- 节选文本:

✔ 最佳答案
a.)
P(n): 1² + 2² + ... + n² = n(n+1)(2n+1)/6 for positive integer n.
When n = 1:
L.H.S. = 1 and R.H.S. = 1
Then, L.H.S. = R.H.S.
Hence, P(1) is true.
Assumming that P(k) is true, i.e. 1² + 2² + ... + k² = k(k+1)(2k+1)/6
Prove that P(k+1) is true, i.e. 1² + 2² + ... + (k+1)² = (k+1)(k+2)(2k+3)/6
Proof:
L.H.S.
= (1² + 2² + ... + k²) + (k+1)²
= [k(k+1)(2k+1)/6] + [6(k+1)²/6]
= [(k+1)/6] [k(2k+1) + 6(k+1)]
= [(k+1)/6] (2k²+ k + 6k + 6)
= [(k+1)/6] (2k²+ 7k + 6)
= [(k+1)/6] (k+2)(2k+3)
= (k+1)(k+2)(2k+3)/6
= R.H.S.
P(1) is true.
Assuming P(k) is true, P(k+1) is also true.
By the principle of Mathematical Induction, P(n) is true for the positive integer n.
====
b.)
P(n): 1³ + 2³ + ... + n³ = [n(n+1)/2]² for positive integer n.
When n = 1:
L.H.S. = 1 and R.H.S. = 1
Then, L.H.S. = R.H.S.
Hence, P(1) is true.
Assumming that P(k) is true, i.e. 1³ + 2³ + ... + k³ = [k(k+1)/2]²
Prove that P(k+1) is true, i.e. 1³ + 2³ + ... + (k+1) ³ = [(k+1)(k+2)/2]²
Proof:
L.H.S.
= 1³ + 2³ + ... + k³ + (k+1)³
= [k(k+1)/2]² + (k + 1)³
= [k²(k+1)²/4] + [4(k + 1)³/4]
= [(k+1)²/2²] [k² + 4(k + 1)]
= [(k+1)²/2²] (k² + 4k + 4)²
= [(k+1)²/2²] (k+2)²
= [(k+1)(k+2)/2]²
= R.H.S.
P(1) is true.
Assuming P(k) is true, P(k+1) is also true.
By the principle of Mathematical Induction, P(n) is true for the positive integer n.

- 待查记录:
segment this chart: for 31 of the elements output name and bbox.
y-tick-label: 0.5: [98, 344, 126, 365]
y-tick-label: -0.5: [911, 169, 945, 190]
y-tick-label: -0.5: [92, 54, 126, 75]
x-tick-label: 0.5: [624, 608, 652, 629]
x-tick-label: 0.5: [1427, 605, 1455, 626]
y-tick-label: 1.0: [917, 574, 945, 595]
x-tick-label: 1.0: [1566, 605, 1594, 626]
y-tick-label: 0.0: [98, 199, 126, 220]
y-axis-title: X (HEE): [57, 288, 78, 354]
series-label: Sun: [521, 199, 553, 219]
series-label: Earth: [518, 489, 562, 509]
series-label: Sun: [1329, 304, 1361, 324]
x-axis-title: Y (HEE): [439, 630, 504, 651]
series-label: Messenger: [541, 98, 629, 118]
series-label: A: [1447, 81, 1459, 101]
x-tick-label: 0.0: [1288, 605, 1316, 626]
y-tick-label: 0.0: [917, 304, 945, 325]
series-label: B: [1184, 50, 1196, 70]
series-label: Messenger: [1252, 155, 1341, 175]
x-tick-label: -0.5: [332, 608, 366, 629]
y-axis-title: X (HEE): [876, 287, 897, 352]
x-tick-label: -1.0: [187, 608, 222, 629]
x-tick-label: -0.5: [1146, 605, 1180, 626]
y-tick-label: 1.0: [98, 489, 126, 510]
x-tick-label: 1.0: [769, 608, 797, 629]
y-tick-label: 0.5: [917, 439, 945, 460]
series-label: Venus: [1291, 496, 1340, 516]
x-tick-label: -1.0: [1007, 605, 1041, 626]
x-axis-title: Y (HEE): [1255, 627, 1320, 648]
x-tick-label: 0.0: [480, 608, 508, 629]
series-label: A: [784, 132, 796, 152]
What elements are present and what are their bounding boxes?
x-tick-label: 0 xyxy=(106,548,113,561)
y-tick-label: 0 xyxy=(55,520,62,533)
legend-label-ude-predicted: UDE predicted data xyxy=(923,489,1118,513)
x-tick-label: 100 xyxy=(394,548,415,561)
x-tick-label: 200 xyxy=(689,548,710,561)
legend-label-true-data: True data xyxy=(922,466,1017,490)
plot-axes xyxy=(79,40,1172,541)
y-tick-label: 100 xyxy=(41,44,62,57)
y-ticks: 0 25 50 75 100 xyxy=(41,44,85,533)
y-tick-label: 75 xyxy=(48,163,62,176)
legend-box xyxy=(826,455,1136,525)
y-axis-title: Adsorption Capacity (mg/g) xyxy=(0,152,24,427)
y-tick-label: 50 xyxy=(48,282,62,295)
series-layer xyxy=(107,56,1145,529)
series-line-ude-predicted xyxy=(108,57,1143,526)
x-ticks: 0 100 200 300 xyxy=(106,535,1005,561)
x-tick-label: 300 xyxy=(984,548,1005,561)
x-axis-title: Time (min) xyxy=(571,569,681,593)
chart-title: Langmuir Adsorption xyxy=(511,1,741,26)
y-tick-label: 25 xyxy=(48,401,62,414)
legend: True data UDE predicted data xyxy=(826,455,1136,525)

- 任务说明:
- a) 根据节选文本回答：
(i) a.) 部分要证明的 P(n) 中，1² + 2² + ... + n² 等于什么？
(ii) b.) 部分中，n = 1 时 L.H.S. 和 R.H.S. 分别等于多少？
(iii) 两部分的最后一行都依据什么原理得出结论？
- b) 照录节选文本中从“P(n): 1² + 2²”起、至“(2k²+ k + 6k + 6)”止的部分。

- 逐题答案:
- a)
(i) n(n+1)(2n+1)/6
(ii) 都等于 1
(iii) 数学归纳法原理（the principle of Mathematical Induction）

- b)
P(n): 1² + 2² + ... + n² = n(n+1)(2n+1)/6 for positive integer n.
When n = 1:
L.H.S. = 1 and R.H.S. = 1
Then, L.H.S. = R.H.S.
Hence, P(1) is true.
Assumming that P(k) is true, i.e. 1² + 2² + ... + k² = k(k+1)(2k+1)/6
Prove that P(k+1) is true, i.e. 1² + 2² + ... + (k+1)² = (k+1)(k+2)(2k+3)/6
Proof:
L.H.S.
= (1² + 2² + ... + k²) + (k+1)²
= [k(k+1)(2k+1)/6] + [6(k+1)²/6]
= [(k+1)/6] [k(2k+1) + 6(k+1)]
= [(k+1)/6] (2k²+ k + 6k + 6)